Output every entry exactly as given.
start MATERIAL PROVIDED
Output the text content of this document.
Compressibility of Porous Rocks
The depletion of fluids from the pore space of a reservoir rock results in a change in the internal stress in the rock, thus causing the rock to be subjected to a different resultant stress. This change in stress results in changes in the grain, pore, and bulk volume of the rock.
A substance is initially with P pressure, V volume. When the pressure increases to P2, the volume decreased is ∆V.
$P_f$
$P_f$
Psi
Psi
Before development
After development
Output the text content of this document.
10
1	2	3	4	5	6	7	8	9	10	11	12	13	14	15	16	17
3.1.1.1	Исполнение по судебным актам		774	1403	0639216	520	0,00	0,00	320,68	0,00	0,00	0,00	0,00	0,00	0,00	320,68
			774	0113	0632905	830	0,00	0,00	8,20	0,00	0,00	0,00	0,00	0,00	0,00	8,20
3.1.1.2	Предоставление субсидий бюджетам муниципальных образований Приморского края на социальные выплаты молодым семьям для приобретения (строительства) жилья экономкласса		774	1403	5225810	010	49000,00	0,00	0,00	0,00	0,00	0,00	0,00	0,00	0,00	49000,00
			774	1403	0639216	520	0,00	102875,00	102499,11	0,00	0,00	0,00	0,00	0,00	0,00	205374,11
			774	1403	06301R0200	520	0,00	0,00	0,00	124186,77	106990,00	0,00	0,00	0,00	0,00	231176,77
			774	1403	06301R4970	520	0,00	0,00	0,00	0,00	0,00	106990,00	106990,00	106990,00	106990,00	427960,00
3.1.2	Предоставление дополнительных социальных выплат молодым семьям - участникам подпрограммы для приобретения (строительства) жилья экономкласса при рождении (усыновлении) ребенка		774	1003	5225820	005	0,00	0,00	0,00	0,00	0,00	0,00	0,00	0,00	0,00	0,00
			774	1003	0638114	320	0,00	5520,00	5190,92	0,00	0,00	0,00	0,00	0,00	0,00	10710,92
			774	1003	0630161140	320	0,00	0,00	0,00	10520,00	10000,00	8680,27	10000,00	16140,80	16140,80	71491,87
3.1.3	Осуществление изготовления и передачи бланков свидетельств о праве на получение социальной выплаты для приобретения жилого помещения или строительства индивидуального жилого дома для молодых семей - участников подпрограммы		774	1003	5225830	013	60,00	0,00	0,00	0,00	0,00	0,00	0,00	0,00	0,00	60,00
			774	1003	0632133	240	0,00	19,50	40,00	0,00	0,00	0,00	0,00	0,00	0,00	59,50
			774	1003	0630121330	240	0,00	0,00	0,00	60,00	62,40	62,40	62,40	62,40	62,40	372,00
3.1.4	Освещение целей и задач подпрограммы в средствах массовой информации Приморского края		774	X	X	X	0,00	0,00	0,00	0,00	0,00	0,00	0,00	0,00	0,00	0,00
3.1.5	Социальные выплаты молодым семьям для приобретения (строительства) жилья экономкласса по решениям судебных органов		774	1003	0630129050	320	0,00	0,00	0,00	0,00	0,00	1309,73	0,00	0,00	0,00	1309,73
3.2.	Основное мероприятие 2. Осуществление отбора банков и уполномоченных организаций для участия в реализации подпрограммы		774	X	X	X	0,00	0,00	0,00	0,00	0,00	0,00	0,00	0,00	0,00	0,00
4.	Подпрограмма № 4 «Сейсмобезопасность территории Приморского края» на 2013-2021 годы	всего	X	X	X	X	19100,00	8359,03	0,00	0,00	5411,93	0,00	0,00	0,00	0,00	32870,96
end MATERIAL PROVIDED
**THE ANSWER**
Output the text content of this document.
Compressibility of Porous Rocks
The depletion of fluids from the pore space of a reservoir rock results in a change in the internal stress in the rock, thus causing the rock to be subjected to a different resultant stress. This change in stress results in changes in the grain, pore, and bulk volume of the rock.
A substance is initially with P pressure, V volume. When the pressure increases to P2, the volume decreased is ∆V.
$P_f$
$P_f$
Psi
Psi
Before development
After development
Output the text content of this document.
10
1	2	3	4	5	6	7	8	9	10	11	12	13	14	15	16	17
3.1.1.1	Исполнение по судебным актам		774	1403	0639216	520	0,00	0,00	320,68	0,00	0,00	0,00	0,00	0,00	0,00	320,68
			774	0113	0632905	830	0,00	0,00	8,20	0,00	0,00	0,00	0,00	0,00	0,00	8,20
3.1.1.2	Предоставление субсидий бюджетам муниципальных образований Приморского края на социальные выплаты молодым семьям для приобретения (строительства) жилья экономкласса		774	1403	5225810	010	49000,00	0,00	0,00	0,00	0,00	0,00	0,00	0,00	0,00	49000,00
			774	1403	0639216	520	0,00	102875,00	102499,11	0,00	0,00	0,00	0,00	0,00	0,00	205374,11
			774	1403	06301R0200	520	0,00	0,00	0,00	124186,77	106990,00	0,00	0,00	0,00	0,00	231176,77
			774	1403	06301R4970	520	0,00	0,00	0,00	0,00	0,00	106990,00	106990,00	106990,00	106990,00	427960,00
3.1.2	Предоставление дополнительных социальных выплат молодым семьям - участникам подпрограммы для приобретения (строительства) жилья экономкласса при рождении (усыновлении) ребенка		774	1003	5225820	005	0,00	0,00	0,00	0,00	0,00	0,00	0,00	0,00	0,00	0,00
			774	1003	0638114	320	0,00	5520,00	5190,92	0,00	0,00	0,00	0,00	0,00	0,00	10710,92
			774	1003	0630161140	320	0,00	0,00	0,00	10520,00	10000,00	8680,27	10000,00	16140,80	16140,80	71491,87
3.1.3	Осуществление изготовления и передачи бланков свидетельств о праве на получение социальной выплаты для приобретения жилого помещения или строительства индивидуального жилого дома для молодых семей - участников подпрограммы		774	1003	5225830	013	60,00	0,00	0,00	0,00	0,00	0,00	0,00	0,00	0,00	60,00
			774	1003	0632133	240	0,00	19,50	40,00	0,00	0,00	0,00	0,00	0,00	0,00	59,50
			774	1003	0630121330	240	0,00	0,00	0,00	60,00	62,40	62,40	62,40	62,40	62,40	372,00
3.1.4	Освещение целей и задач подпрограммы в средствах массовой информации Приморского края		774	X	X	X	0,00	0,00	0,00	0,00	0,00	0,00	0,00	0,00	0,00	0,00
3.1.5	Социальные выплаты молодым семьям для приобретения (строительства) жилья экономкласса по решениям судебных органов		774	1003	0630129050	320	0,00	0,00	0,00	0,00	0,00	1309,73	0,00	0,00	0,00	1309,73
3.2.	Основное мероприятие 2. Осуществление отбора банков и уполномоченных организаций для участия в реализации подпрограммы		774	X	X	X	0,00	0,00	0,00	0,00	0,00	0,00	0,00	0,00	0,00	0,00
4.	Подпрограмма № 4 «Сейсмобезопасность территории Приморского края» на 2013-2021 годы	всего	X	X	X	X	19100,00	8359,03	0,00	0,00	5411,93	0,00	0,00	0,00	0,00	32870,96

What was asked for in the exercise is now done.